▶ _STORED ROWS_:
╔══
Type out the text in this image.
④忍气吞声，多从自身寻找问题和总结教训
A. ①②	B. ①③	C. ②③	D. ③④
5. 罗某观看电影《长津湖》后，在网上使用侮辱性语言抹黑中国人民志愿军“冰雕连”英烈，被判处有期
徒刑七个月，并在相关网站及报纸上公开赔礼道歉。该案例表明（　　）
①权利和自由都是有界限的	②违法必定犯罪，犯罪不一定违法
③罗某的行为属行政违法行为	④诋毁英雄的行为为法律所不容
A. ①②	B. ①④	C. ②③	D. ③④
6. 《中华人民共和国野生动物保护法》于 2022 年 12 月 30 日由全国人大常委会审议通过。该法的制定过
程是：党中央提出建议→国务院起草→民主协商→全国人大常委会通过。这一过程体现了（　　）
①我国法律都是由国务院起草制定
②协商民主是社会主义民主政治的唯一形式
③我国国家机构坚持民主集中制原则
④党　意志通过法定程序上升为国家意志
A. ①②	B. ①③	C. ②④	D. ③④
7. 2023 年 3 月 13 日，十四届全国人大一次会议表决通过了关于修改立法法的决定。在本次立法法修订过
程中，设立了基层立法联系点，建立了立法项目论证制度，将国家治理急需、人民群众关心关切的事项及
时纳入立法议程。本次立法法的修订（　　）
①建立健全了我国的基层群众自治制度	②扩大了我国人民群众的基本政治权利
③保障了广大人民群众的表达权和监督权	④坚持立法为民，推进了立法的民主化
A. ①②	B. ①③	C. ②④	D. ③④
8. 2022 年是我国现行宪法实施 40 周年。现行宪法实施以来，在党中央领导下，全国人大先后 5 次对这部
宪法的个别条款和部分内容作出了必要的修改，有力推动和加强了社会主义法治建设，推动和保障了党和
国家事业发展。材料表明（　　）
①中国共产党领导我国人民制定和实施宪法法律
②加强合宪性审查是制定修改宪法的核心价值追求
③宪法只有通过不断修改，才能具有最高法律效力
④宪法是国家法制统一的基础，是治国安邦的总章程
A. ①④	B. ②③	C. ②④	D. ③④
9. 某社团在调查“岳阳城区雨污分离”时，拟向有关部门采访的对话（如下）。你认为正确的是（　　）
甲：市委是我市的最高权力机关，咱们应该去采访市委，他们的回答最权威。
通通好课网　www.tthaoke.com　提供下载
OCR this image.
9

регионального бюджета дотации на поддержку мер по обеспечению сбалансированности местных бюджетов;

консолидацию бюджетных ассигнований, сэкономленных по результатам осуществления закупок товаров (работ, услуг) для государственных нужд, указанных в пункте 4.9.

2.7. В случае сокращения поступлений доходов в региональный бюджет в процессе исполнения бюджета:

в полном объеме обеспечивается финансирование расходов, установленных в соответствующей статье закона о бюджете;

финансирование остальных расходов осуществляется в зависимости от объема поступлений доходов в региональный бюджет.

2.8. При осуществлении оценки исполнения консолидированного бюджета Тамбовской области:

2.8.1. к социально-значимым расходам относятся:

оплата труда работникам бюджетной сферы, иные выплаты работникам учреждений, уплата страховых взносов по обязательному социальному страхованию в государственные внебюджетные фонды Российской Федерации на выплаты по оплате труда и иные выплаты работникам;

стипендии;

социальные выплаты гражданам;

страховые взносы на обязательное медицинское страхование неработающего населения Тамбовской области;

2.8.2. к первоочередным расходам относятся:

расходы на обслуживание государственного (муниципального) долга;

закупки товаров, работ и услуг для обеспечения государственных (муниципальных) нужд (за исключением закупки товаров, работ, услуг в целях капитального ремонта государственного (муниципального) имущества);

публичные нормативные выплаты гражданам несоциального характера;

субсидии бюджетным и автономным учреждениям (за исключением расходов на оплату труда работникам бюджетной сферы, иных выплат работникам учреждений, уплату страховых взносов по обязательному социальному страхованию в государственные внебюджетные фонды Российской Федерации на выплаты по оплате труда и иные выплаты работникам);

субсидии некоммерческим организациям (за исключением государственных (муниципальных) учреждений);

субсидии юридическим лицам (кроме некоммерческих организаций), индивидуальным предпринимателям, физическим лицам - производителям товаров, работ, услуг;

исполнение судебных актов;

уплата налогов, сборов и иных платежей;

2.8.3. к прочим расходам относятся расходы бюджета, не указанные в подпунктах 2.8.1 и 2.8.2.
╚══
▶ _WHAT YOU ARE ASKED TO DO_: Copy every record exactly, with nothing added or dropped.

▶ _EXPECTED ANSWER_:
Type out the text in this image.
④忍气吞声，多从自身寻找问题和总结教训
A. ①②	B. ①③	C. ②③	D. ③④
5. 罗某观看电影《长津湖》后，在网上使用侮辱性语言抹黑中国人民志愿军“冰雕连”英烈，被判处有期
徒刑七个月，并在相关网站及报纸上公开赔礼道歉。该案例表明（　　）
①权利和自由都是有界限的	②违法必定犯罪，犯罪不一定违法
③罗某的行为属行政违法行为	④诋毁英雄的行为为法律所不容
A. ①②	B. ①④	C. ②③	D. ③④
6. 《中华人民共和国野生动物保护法》于 2022 年 12 月 30 日由全国人大常委会审议通过。该法的制定过
程是：党中央提出建议→国务院起草→民主协商→全国人大常委会通过。这一过程体现了（　　）
①我国法律都是由国务院起草制定
②协商民主是社会主义民主政治的唯一形式
③我国国家机构坚持民主集中制原则
④党　意志通过法定程序上升为国家意志
A. ①②	B. ①③	C. ②④	D. ③④
7. 2023 年 3 月 13 日，十四届全国人大一次会议表决通过了关于修改立法法的决定。在本次立法法修订过
程中，设立了基层立法联系点，建立了立法项目论证制度，将国家治理急需、人民群众关心关切的事项及
时纳入立法议程。本次立法法的修订（　　）
①建立健全了我国的基层群众自治制度	②扩大了我国人民群众的基本政治权利
③保障了广大人民群众的表达权和监督权	④坚持立法为民，推进了立法的民主化
A. ①②	B. ①③	C. ②④	D. ③④
8. 2022 年是我国现行宪法实施 40 周年。现行宪法实施以来，在党中央领导下，全国人大先后 5 次对这部
宪法的个别条款和部分内容作出了必要的修改，有力推动和加强了社会主义法治建设，推动和保障了党和
国家事业发展。材料表明（　　）
①中国共产党领导我国人民制定和实施宪法法律
②加强合宪性审查是制定修改宪法的核心价值追求
③宪法只有通过不断修改，才能具有最高法律效力
④宪法是国家法制统一的基础，是治国安邦的总章程
A. ①④	B. ②③	C. ②④	D. ③④
9. 某社团在调查“岳阳城区雨污分离”时，拟向有关部门采访的对话（如下）。你认为正确的是（　　）
甲：市委是我市的最高权力机关，咱们应该去采访市委，他们的回答最权威。
通通好课网　www.tthaoke.com　提供下载
OCR this image.
9

регионального бюджета дотации на поддержку мер по обеспечению сбалансированности местных бюджетов;

консолидацию бюджетных ассигнований, сэкономленных по результатам осуществления закупок товаров (работ, услуг) для государственных нужд, указанных в пункте 4.9.

2.7. В случае сокращения поступлений доходов в региональный бюджет в процессе исполнения бюджета:

в полном объеме обеспечивается финансирование расходов, установленных в соответствующей статье закона о бюджете;

финансирование остальных расходов осуществляется в зависимости от объема поступлений доходов в региональный бюджет.

2.8. При осуществлении оценки исполнения консолидированного бюджета Тамбовской области:

2.8.1. к социально-значимым расходам относятся:

оплата труда работникам бюджетной сферы, иные выплаты работникам учреждений, уплата страховых взносов по обязательному социальному страхованию в государственные внебюджетные фонды Российской Федерации на выплаты по оплате труда и иные выплаты работникам;

стипендии;

социальные выплаты гражданам;

страховые взносы на обязательное медицинское страхование неработающего населения Тамбовской области;

2.8.2. к первоочередным расходам относятся:

расходы на обслуживание государственного (муниципального) долга;

закупки товаров, работ и услуг для обеспечения государственных (муниципальных) нужд (за исключением закупки товаров, работ, услуг в целях капитального ремонта государственного (муниципального) имущества);

публичные нормативные выплаты гражданам несоциального характера;

субсидии бюджетным и автономным учреждениям (за исключением расходов на оплату труда работникам бюджетной сферы, иных выплат работникам учреждений, уплату страховых взносов по обязательному социальному страхованию в государственные внебюджетные фонды Российской Федерации на выплаты по оплате труда и иные выплаты работникам);

субсидии некоммерческим организациям (за исключением государственных (муниципальных) учреждений);

субсидии юридическим лицам (кроме некоммерческих организаций), индивидуальным предпринимателям, физическим лицам - производителям товаров, работ, услуг;

исполнение судебных актов;

уплата налогов, сборов и иных платежей;

2.8.3. к прочим расходам относятся расходы бюджета, не указанные в подпунктах 2.8.1 и 2.8.2.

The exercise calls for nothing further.